— DEINE AUFGABE —
Extrahiere aus den folgenden Layout-Koordinatendaten jede Zeile, in der das Wort "Detailing" vorkommt. Groß- und Kleinschreibung wird dabei unterschieden.

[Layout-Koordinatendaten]
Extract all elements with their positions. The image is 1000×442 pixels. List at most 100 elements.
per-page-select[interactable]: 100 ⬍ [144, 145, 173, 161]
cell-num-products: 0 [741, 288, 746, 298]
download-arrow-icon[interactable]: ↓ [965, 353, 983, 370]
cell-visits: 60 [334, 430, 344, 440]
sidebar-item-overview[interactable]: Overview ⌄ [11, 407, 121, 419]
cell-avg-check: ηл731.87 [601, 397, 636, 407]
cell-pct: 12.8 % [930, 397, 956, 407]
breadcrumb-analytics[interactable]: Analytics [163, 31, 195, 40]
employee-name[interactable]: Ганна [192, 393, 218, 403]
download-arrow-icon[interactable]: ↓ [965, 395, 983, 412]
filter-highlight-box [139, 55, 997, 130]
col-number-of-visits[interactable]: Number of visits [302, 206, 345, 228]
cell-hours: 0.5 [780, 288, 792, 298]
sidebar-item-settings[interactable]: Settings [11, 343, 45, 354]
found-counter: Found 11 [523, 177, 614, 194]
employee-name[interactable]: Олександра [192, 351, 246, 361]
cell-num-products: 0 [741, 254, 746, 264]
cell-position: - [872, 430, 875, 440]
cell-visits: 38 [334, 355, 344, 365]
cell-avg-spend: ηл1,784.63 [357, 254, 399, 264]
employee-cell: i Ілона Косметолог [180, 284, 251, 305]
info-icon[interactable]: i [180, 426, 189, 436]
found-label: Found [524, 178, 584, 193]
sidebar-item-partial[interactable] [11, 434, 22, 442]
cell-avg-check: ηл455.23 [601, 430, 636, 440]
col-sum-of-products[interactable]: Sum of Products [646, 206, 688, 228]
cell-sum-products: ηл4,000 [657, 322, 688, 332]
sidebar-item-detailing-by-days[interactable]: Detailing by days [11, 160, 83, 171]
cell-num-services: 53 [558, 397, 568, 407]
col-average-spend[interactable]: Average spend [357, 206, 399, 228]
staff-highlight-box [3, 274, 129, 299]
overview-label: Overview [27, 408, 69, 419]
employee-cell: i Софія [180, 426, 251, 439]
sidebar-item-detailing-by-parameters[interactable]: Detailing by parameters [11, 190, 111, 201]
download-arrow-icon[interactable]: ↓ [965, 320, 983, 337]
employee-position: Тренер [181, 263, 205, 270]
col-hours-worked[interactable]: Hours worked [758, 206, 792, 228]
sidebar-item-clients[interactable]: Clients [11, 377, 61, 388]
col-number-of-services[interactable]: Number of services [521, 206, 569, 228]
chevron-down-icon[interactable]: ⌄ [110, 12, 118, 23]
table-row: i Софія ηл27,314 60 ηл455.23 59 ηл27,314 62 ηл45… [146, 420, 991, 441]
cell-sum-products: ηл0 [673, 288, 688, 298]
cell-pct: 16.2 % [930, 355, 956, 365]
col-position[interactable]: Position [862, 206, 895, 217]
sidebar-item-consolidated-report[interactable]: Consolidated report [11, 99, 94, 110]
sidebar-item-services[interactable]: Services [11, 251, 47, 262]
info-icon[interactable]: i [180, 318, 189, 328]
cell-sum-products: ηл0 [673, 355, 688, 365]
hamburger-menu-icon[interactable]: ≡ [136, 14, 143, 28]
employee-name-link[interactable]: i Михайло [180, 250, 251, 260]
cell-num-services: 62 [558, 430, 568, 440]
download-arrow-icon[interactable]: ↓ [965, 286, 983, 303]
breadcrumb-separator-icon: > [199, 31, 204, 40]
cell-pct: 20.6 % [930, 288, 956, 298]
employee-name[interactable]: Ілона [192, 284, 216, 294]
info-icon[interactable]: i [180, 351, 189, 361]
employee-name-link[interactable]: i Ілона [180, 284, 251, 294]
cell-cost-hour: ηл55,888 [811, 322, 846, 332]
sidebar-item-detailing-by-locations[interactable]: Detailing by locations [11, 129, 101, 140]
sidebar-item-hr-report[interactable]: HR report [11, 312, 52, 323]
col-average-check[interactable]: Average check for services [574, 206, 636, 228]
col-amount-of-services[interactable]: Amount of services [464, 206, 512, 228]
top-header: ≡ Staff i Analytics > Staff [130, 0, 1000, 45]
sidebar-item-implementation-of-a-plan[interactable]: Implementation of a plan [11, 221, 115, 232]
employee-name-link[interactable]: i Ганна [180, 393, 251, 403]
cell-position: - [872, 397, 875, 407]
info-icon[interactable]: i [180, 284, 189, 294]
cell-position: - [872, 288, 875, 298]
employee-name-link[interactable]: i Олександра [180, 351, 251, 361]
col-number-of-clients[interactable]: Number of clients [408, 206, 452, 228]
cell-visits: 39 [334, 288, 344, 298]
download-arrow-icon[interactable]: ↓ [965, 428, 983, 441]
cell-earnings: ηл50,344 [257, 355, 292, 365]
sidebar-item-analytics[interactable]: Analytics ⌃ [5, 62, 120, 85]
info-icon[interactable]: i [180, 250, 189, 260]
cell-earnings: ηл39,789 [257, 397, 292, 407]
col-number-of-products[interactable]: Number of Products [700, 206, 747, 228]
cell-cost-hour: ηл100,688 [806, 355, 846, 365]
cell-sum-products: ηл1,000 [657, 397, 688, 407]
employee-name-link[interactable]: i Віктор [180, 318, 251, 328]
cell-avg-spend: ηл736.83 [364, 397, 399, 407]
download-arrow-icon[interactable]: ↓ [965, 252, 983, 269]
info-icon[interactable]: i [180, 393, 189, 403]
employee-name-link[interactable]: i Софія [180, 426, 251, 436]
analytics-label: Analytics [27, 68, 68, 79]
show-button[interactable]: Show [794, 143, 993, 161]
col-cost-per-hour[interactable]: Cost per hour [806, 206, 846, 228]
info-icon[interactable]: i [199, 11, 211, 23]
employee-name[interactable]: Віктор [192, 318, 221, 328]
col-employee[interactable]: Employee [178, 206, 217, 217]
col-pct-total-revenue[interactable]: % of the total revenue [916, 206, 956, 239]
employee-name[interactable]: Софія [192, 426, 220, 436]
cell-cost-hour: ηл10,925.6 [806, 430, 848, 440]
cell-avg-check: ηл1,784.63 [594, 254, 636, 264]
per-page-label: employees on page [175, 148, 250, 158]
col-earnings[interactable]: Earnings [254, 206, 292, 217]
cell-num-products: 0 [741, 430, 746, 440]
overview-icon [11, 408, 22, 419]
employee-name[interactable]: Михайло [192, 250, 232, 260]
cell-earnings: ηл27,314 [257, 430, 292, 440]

— LÖSUNG —
sidebar-item-detailing-by-days[interactable]: Detailing by days [11, 160, 83, 171]
sidebar-item-detailing-by-parameters[interactable]: Detailing by parameters [11, 190, 111, 201]
sidebar-item-detailing-by-locations[interactable]: Detailing by locations [11, 129, 101, 140]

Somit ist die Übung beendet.